Directions :: All of the records below must be output exactly, with no pictures carried over.

Recorded data ::
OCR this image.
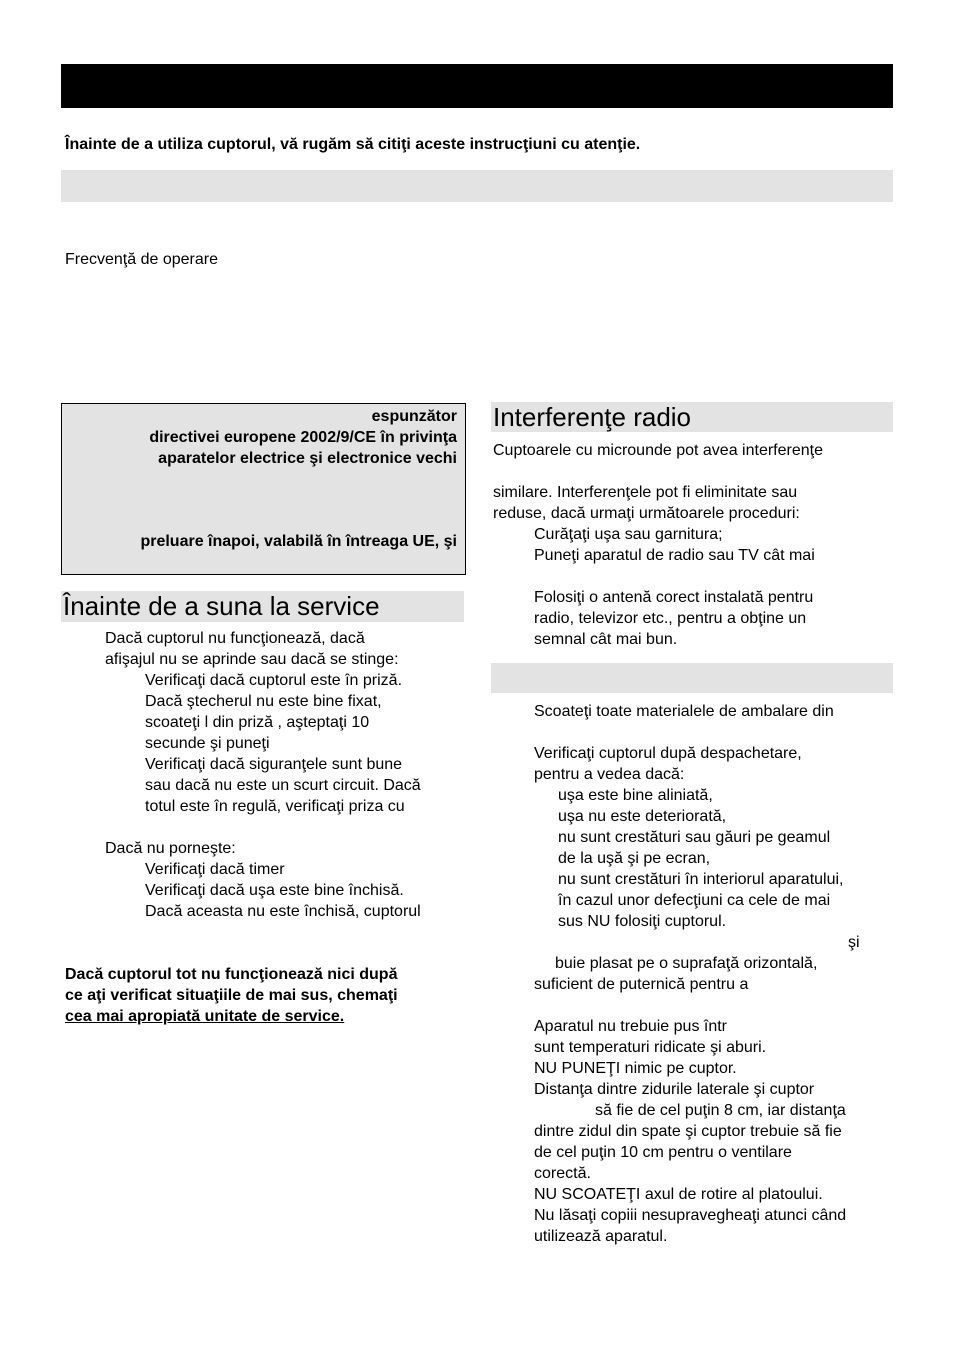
Înainte de a utiliza cuptorul, vă rugăm să citiţi aceste instrucţiuni cu atenţie.
Frecvenţă de operare
espunzător
directivei europene 2002/9/CE în privinţa
aparatelor electrice şi electronice vechi
preluare înapoi, valabilă în întreaga UE, şi
Înainte de a suna la service
Dacă cuptorul nu funcţionează, dacă
afişajul nu se aprinde sau dacă se stinge:
Verificaţi dacă cuptorul este în priză.
Dacă ştecherul nu este bine fixat,
scoateţi l din priză , aşteptaţi 10
secunde şi puneţi
Verificaţi dacă siguranţele sunt bune
sau dacă nu este un scurt circuit. Dacă
totul este în regulă, verificaţi priza cu
Dacă nu porneşte:
Verificaţi dacă timer
Verificaţi dacă uşa este bine închisă.
Dacă aceasta nu este închisă, cuptorul
Dacă cuptorul tot nu funcţionează nici după
ce aţi verificat situaţiile de mai sus, chemaţi
cea mai apropiată unitate de service.
Interferenţe radio
Cuptoarele cu microunde pot avea interferenţe
similare. Interferenţele pot fi eliminitate sau
reduse, dacă urmaţi următoarele proceduri:
Curăţaţi uşa sau garnitura;
Puneţi aparatul de radio sau TV cât mai
Folosiţi o antenă corect instalată pentru
radio, televizor etc., pentru a obţine un
semnal cât mai bun.
Scoateţi toate materialele de ambalare din
Verificaţi cuptorul după despachetare,
pentru a vedea dacă:
uşa este bine aliniată,
uşa nu este deteriorată,
nu sunt crestături sau găuri pe geamul
de la uşă şi pe ecran,
nu sunt crestături în interiorul aparatului,
în cazul unor defecţiuni ca cele de mai
sus NU folosiţi cuptorul.
şi
buie plasat pe o suprafaţă orizontală,
suficient de puternică pentru a
Aparatul nu trebuie pus într
sunt temperaturi ridicate şi aburi.
NU PUNEŢI nimic pe cuptor.
Distanţa dintre zidurile laterale şi cuptor
să fie de cel puţin 8 cm, iar distanţa
dintre zidul din spate şi cuptor trebuie să fie
de cel puţin 10 cm pentru o ventilare
corectă.
NU SCOATEŢI axul de rotire al platoului.
Nu lăsaţi copiii nesupravegheaţi atunci când
utilizează aparatul.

Response ::
OCR this image.
Înainte de a utiliza cuptorul, vă rugăm să citiţi aceste instrucţiuni cu atenţie.
Frecvenţă de operare
espunzător
directivei europene 2002/9/CE în privinţa
aparatelor electrice şi electronice vechi
preluare înapoi, valabilă în întreaga UE, şi
Înainte de a suna la service
Dacă cuptorul nu funcţionează, dacă
afişajul nu se aprinde sau dacă se stinge:
Verificaţi dacă cuptorul este în priză.
Dacă ştecherul nu este bine fixat,
scoateţi l din priză , aşteptaţi 10
secunde şi puneţi
Verificaţi dacă siguranţele sunt bune
sau dacă nu este un scurt circuit. Dacă
totul este în regulă, verificaţi priza cu
Dacă nu porneşte:
Verificaţi dacă timer
Verificaţi dacă uşa este bine închisă.
Dacă aceasta nu este închisă, cuptorul
Dacă cuptorul tot nu funcţionează nici după
ce aţi verificat situaţiile de mai sus, chemaţi
cea mai apropiată unitate de service.
Interferenţe radio
Cuptoarele cu microunde pot avea interferenţe
similare. Interferenţele pot fi eliminitate sau
reduse, dacă urmaţi următoarele proceduri:
Curăţaţi uşa sau garnitura;
Puneţi aparatul de radio sau TV cât mai
Folosiţi o antenă corect instalată pentru
radio, televizor etc., pentru a obţine un
semnal cât mai bun.
Scoateţi toate materialele de ambalare din
Verificaţi cuptorul după despachetare,
pentru a vedea dacă:
uşa este bine aliniată,
uşa nu este deteriorată,
nu sunt crestături sau găuri pe geamul
de la uşă şi pe ecran,
nu sunt crestături în interiorul aparatului,
în cazul unor defecţiuni ca cele de mai
sus NU folosiţi cuptorul.
şi
buie plasat pe o suprafaţă orizontală,
suficient de puternică pentru a
Aparatul nu trebuie pus într
sunt temperaturi ridicate şi aburi.
NU PUNEŢI nimic pe cuptor.
Distanţa dintre zidurile laterale şi cuptor
să fie de cel puţin 8 cm, iar distanţa
dintre zidul din spate şi cuptor trebuie să fie
de cel puţin 10 cm pentru o ventilare
corectă.
NU SCOATEŢI axul de rotire al platoului.
Nu lăsaţi copiii nesupravegheaţi atunci când
utilizează aparatul.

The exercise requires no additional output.